Col. Walter Stewart

Walt Stewart, a native of Benjamin, Utah (left) with Dan Metcalf KO7R (right), February, 2001.  Col. Stewart is 83 years old in this picture, taken beside his home, the house he was born in.  

Walt is the great-nephew of John M. Browning, the famous gunmaker, and is a hero in his own right.  

In WWII, as pilot of the B-24 "Utah Man" he was the leader of a crew of ten men on his plane.  There were over 160 planes and 1600 men who conducted the surprise bombing raid on Hitler's oil fields in Ploesti, Romania on August 1, 1943. 

Over 50 of these planes didn't return.  Col. Stewart and his crew were the last of the raiders to land back in Benghazi, their home base, with all tanks empty and the plane shot up so badly that their maximum speed was about 125 MPH.  This was his 31st mission (with only 25 being required in order to retire from bomber duty).  He was belatedly awarded the Distinguished Service Cross a few years ago for his part in the mission (it had originally been wrongly awarded to someone else, due to a paperwork mix-up).

_INSTRUCTIONS TO FOLLOW_
In the profile of Col. Walter Stewart, what was the name of the B-24 he piloted in the raid on Ploesti?

_SUPPLIED MATERIAL_
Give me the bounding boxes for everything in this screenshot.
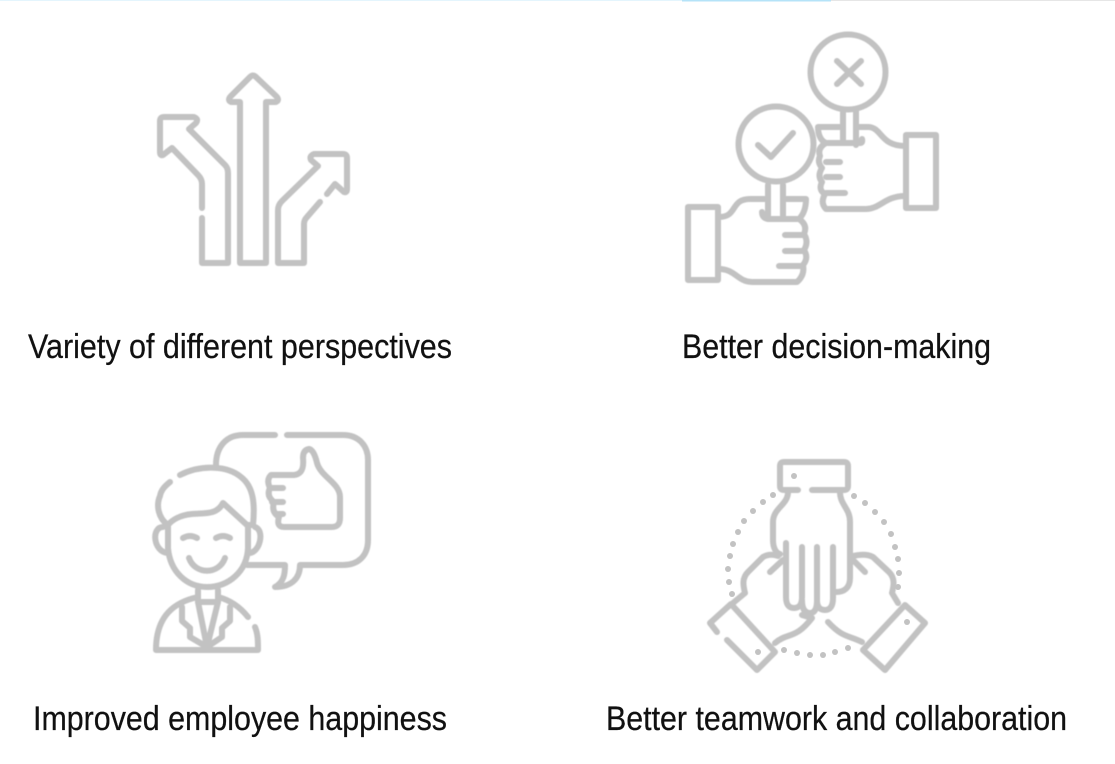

_FINAL RESULT_
"Utah Man"